**Stated task**
Below is a block of records; reproduce all of them exactly and leave out any pictures.

══════

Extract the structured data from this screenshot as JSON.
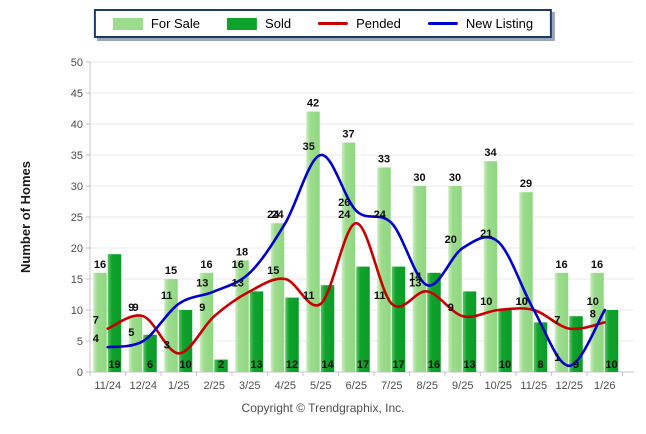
{
  "chart_data": {
    "type": "combo",
    "title": "",
    "ylabel": "Number of Homes",
    "xlabel": "",
    "ylim": [
      0,
      50
    ],
    "ytick_step": 5,
    "grid": true,
    "legend_position": "top-center",
    "categories": [
      "11/24",
      "12/24",
      "1/25",
      "2/25",
      "3/25",
      "4/25",
      "5/25",
      "6/25",
      "7/25",
      "8/25",
      "9/25",
      "10/25",
      "11/25",
      "12/25",
      "1/26"
    ],
    "series": [
      {
        "name": "For Sale",
        "type": "bar",
        "color": "#9CDC8D",
        "color_light": "#CBEEBE",
        "color_dark": "#90D781",
        "values": [
          16,
          9,
          15,
          16,
          18,
          24,
          42,
          37,
          33,
          30,
          30,
          34,
          29,
          16,
          16
        ]
      },
      {
        "name": "Sold",
        "type": "bar",
        "color": "#0FA32C",
        "color_light": "#5DC463",
        "color_dark": "#0B9B27",
        "values": [
          19,
          6,
          10,
          2,
          13,
          12,
          14,
          17,
          17,
          16,
          13,
          10,
          8,
          9,
          10
        ]
      },
      {
        "name": "Pended",
        "type": "line",
        "color": "#C90000",
        "values": [
          7,
          9,
          3,
          9,
          13,
          15,
          11,
          24,
          11,
          13,
          9,
          10,
          10,
          7,
          8
        ]
      },
      {
        "name": "New Listing",
        "type": "line",
        "color": "#0000CE",
        "values": [
          4,
          5,
          11,
          13,
          16,
          24,
          35,
          26,
          24,
          14,
          20,
          21,
          10,
          1,
          10
        ]
      }
    ],
    "colors": {
      "gridline": "#e8e8e8",
      "axis": "#c6c6c6",
      "value_label": "#0d0d0d",
      "tick_label": "#4d4d4d",
      "legend_border": "#1b3a68",
      "legend_shadow": "#9aa6b6",
      "copyright_text": "#4f4f4f"
    },
    "copyright": "Copyright © Trendgraphix, Inc."
  }
}
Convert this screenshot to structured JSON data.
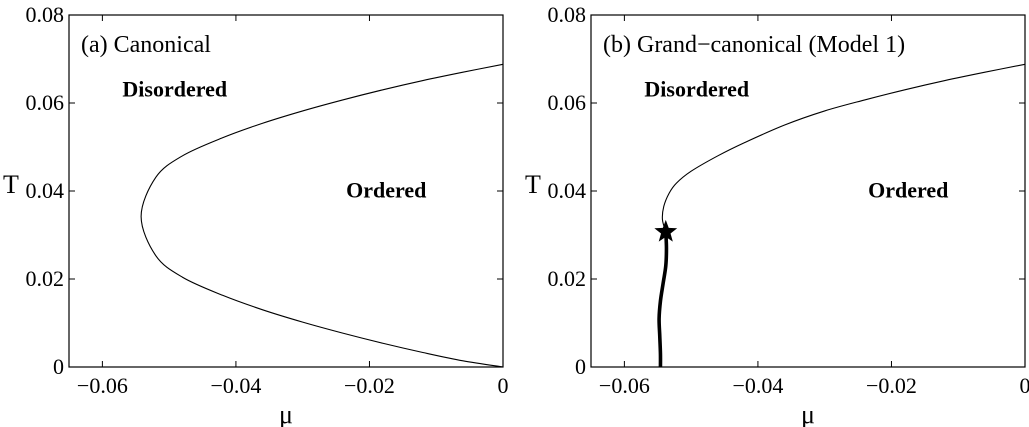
{
  "chart_data": [
    {
      "type": "line",
      "title": "(a) Canonical",
      "xlabel": "μ",
      "ylabel": "T",
      "xlim": [
        -0.065,
        0
      ],
      "ylim": [
        0,
        0.08
      ],
      "xticks": [
        -0.06,
        -0.04,
        -0.02,
        0
      ],
      "xtick_labels": [
        "−0.06",
        "−0.04",
        "−0.02",
        "0"
      ],
      "yticks": [
        0,
        0.02,
        0.04,
        0.06,
        0.08
      ],
      "ytick_labels": [
        "0",
        "0.02",
        "0.04",
        "0.06",
        "0.08"
      ],
      "grid": false,
      "annotations": [
        {
          "text": "Disordered",
          "x": -0.057,
          "y": 0.0615
        },
        {
          "text": "Ordered",
          "x": -0.0235,
          "y": 0.0385
        }
      ],
      "series": [
        {
          "style": "thin",
          "x": [
            0,
            -0.006,
            -0.012,
            -0.018,
            -0.024,
            -0.03,
            -0.036,
            -0.042,
            -0.048,
            -0.052,
            -0.0542,
            -0.052,
            -0.048,
            -0.042,
            -0.036,
            -0.03,
            -0.024,
            -0.018,
            -0.012,
            -0.006,
            0
          ],
          "y": [
            0,
            0.0014,
            0.0033,
            0.0054,
            0.0077,
            0.0102,
            0.013,
            0.0163,
            0.0204,
            0.0253,
            0.0342,
            0.0431,
            0.048,
            0.0521,
            0.0554,
            0.0582,
            0.0607,
            0.063,
            0.0651,
            0.067,
            0.0688
          ]
        }
      ]
    },
    {
      "type": "line",
      "title": "(b) Grand−canonical (Model 1)",
      "xlabel": "μ",
      "ylabel": "T",
      "xlim": [
        -0.065,
        0
      ],
      "ylim": [
        0,
        0.08
      ],
      "xticks": [
        -0.06,
        -0.04,
        -0.02,
        0
      ],
      "xtick_labels": [
        "−0.06",
        "−0.04",
        "−0.02",
        "0"
      ],
      "yticks": [
        0,
        0.02,
        0.04,
        0.06,
        0.08
      ],
      "ytick_labels": [
        "0",
        "0.02",
        "0.04",
        "0.06",
        "0.08"
      ],
      "grid": false,
      "annotations": [
        {
          "text": "Disordered",
          "x": -0.057,
          "y": 0.0615
        },
        {
          "text": "Ordered",
          "x": -0.0235,
          "y": 0.0385
        }
      ],
      "marker": {
        "shape": "star",
        "x": -0.0538,
        "y": 0.0307
      },
      "series": [
        {
          "style": "thin",
          "x": [
            -0.0538,
            -0.0543,
            -0.0541,
            -0.0533,
            -0.0522,
            -0.05,
            -0.046,
            -0.042,
            -0.036,
            -0.03,
            -0.024,
            -0.018,
            -0.012,
            -0.006,
            0
          ],
          "y": [
            0.0307,
            0.0335,
            0.0365,
            0.0395,
            0.0418,
            0.0445,
            0.048,
            0.051,
            0.055,
            0.0582,
            0.0607,
            0.063,
            0.0651,
            0.067,
            0.0688
          ]
        },
        {
          "style": "thick",
          "x": [
            -0.0538,
            -0.0537,
            -0.0538,
            -0.0542,
            -0.0546,
            -0.0548,
            -0.0547,
            -0.0546,
            -0.0546
          ],
          "y": [
            0.0307,
            0.027,
            0.023,
            0.019,
            0.015,
            0.011,
            0.007,
            0.003,
            0
          ]
        }
      ]
    }
  ]
}
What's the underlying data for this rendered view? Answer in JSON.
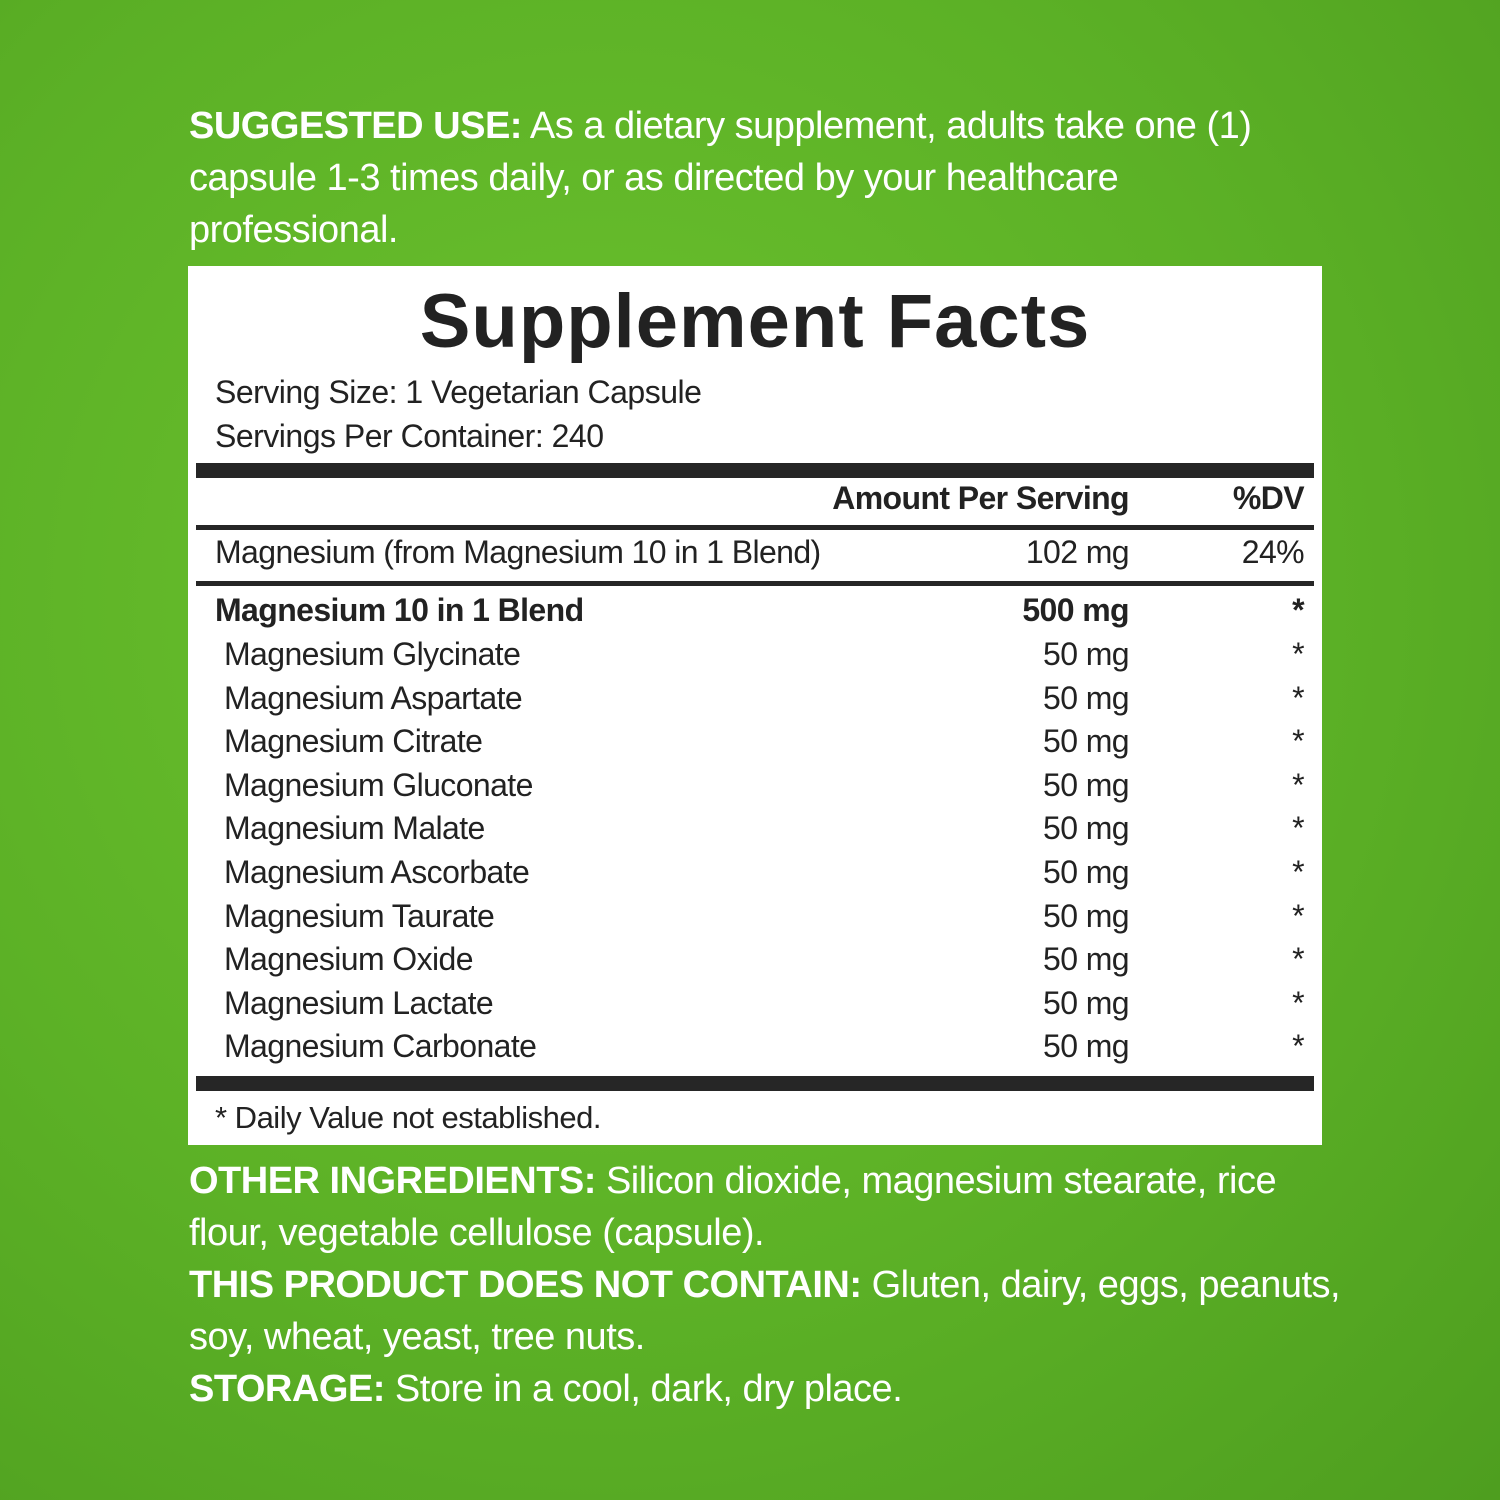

══════

**Solution to the problem**
Extract the structured data from this screenshot as JSON.
{
  "chart_data": {
    "type": "combo",
    "title": "",
    "ylabel": "Number of Homes",
    "xlabel": "",
    "ylim": [
      0,
      50
    ],
    "ytick_step": 5,
    "grid": true,
    "legend_position": "top-center",
    "categories": [
      "11/24",
      "12/24",
      "1/25",
      "2/25",
      "3/25",
      "4/25",
      "5/25",
      "6/25",
      "7/25",
      "8/25",
      "9/25",
      "10/25",
      "11/25",
      "12/25",
      "1/26"
    ],
    "series": [
      {
        "name": "For Sale",
        "type": "bar",
        "color": "#9CDC8D",
        "color_light": "#CBEEBE",
        "color_dark": "#90D781",
        "values": [
          16,
          9,
          15,
          16,
          18,
          24,
          42,
          37,
          33,
          30,
          30,
          34,
          29,
          16,
          16
        ]
      },
      {
        "name": "Sold",
        "type": "bar",
        "color": "#0FA32C",
        "color_light": "#5DC463",
        "color_dark": "#0B9B27",
        "values": [
          19,
          6,
          10,
          2,
          13,
          12,
          14,
          17,
          17,
          16,
          13,
          10,
          8,
          9,
          10
        ]
      },
      {
        "name": "Pended",
        "type": "line",
        "color": "#C90000",
        "values": [
          7,
          9,
          3,
          9,
          13,
          15,
          11,
          24,
          11,
          13,
          9,
          10,
          10,
          7,
          8
        ]
      },
      {
        "name": "New Listing",
        "type": "line",
        "color": "#0000CE",
        "values": [
          4,
          5,
          11,
          13,
          16,
          24,
          35,
          26,
          24,
          14,
          20,
          21,
          10,
          1,
          10
        ]
      }
    ],
    "colors": {
      "gridline": "#e8e8e8",
      "axis": "#c6c6c6",
      "value_label": "#0d0d0d",
      "tick_label": "#4d4d4d",
      "legend_border": "#1b3a68",
      "legend_shadow": "#9aa6b6",
      "copyright_text": "#4f4f4f"
    },
    "copyright": "Copyright © Trendgraphix, Inc."
  }
}
Convert this screenshot to structured JSON data.
{
  "chart_data": [
    {
      "type": "line",
      "title": "(a) Canonical",
      "xlabel": "μ",
      "ylabel": "T",
      "xlim": [
        -0.065,
        0
      ],
      "ylim": [
        0,
        0.08
      ],
      "xticks": [
        -0.06,
        -0.04,
        -0.02,
        0
      ],
      "xtick_labels": [
        "−0.06",
        "−0.04",
        "−0.02",
        "0"
      ],
      "yticks": [
        0,
        0.02,
        0.04,
        0.06,
        0.08
      ],
      "ytick_labels": [
        "0",
        "0.02",
        "0.04",
        "0.06",
        "0.08"
      ],
      "grid": false,
      "annotations": [
        {
          "text": "Disordered",
          "x": -0.057,
          "y": 0.0615
        },
        {
          "text": "Ordered",
          "x": -0.0235,
          "y": 0.0385
        }
      ],
      "series": [
        {
          "style": "thin",
          "x": [
            0,
            -0.006,
            -0.012,
            -0.018,
            -0.024,
            -0.03,
            -0.036,
            -0.042,
            -0.048,
            -0.052,
            -0.0542,
            -0.052,
            -0.048,
            -0.042,
            -0.036,
            -0.03,
            -0.024,
            -0.018,
            -0.012,
            -0.006,
            0
          ],
          "y": [
            0,
            0.0014,
            0.0033,
            0.0054,
            0.0077,
            0.0102,
            0.013,
            0.0163,
            0.0204,
            0.0253,
            0.0342,
            0.0431,
            0.048,
            0.0521,
            0.0554,
            0.0582,
            0.0607,
            0.063,
            0.0651,
            0.067,
            0.0688
          ]
        }
      ]
    },
    {
      "type": "line",
      "title": "(b) Grand−canonical (Model 1)",
      "xlabel": "μ",
      "ylabel": "T",
      "xlim": [
        -0.065,
        0
      ],
      "ylim": [
        0,
        0.08
      ],
      "xticks": [
        -0.06,
        -0.04,
        -0.02,
        0
      ],
      "xtick_labels": [
        "−0.06",
        "−0.04",
        "−0.02",
        "0"
      ],
      "yticks": [
        0,
        0.02,
        0.04,
        0.06,
        0.08
      ],
      "ytick_labels": [
        "0",
        "0.02",
        "0.04",
        "0.06",
        "0.08"
      ],
      "grid": false,
      "annotations": [
        {
          "text": "Disordered",
          "x": -0.057,
          "y": 0.0615
        },
        {
          "text": "Ordered",
          "x": -0.0235,
          "y": 0.0385
        }
      ],
      "marker": {
        "shape": "star",
        "x": -0.0538,
        "y": 0.0307
      },
      "series": [
        {
          "style": "thin",
          "x": [
            -0.0538,
            -0.0543,
            -0.0541,
            -0.0533,
            -0.0522,
            -0.05,
            -0.046,
            -0.042,
            -0.036,
            -0.03,
            -0.024,
            -0.018,
            -0.012,
            -0.006,
            0
          ],
          "y": [
            0.0307,
            0.0335,
            0.0365,
            0.0395,
            0.0418,
            0.0445,
            0.048,
            0.051,
            0.055,
            0.0582,
            0.0607,
            0.063,
            0.0651,
            0.067,
            0.0688
          ]
        },
        {
          "style": "thick",
          "x": [
            -0.0538,
            -0.0537,
            -0.0538,
            -0.0542,
            -0.0546,
            -0.0548,
            -0.0547,
            -0.0546,
            -0.0546
          ],
          "y": [
            0.0307,
            0.027,
            0.023,
            0.019,
            0.015,
            0.011,
            0.007,
            0.003,
            0
          ]
        }
      ]
    }
  ]
}
What's the underlying data for this rendered view? Answer in JSON.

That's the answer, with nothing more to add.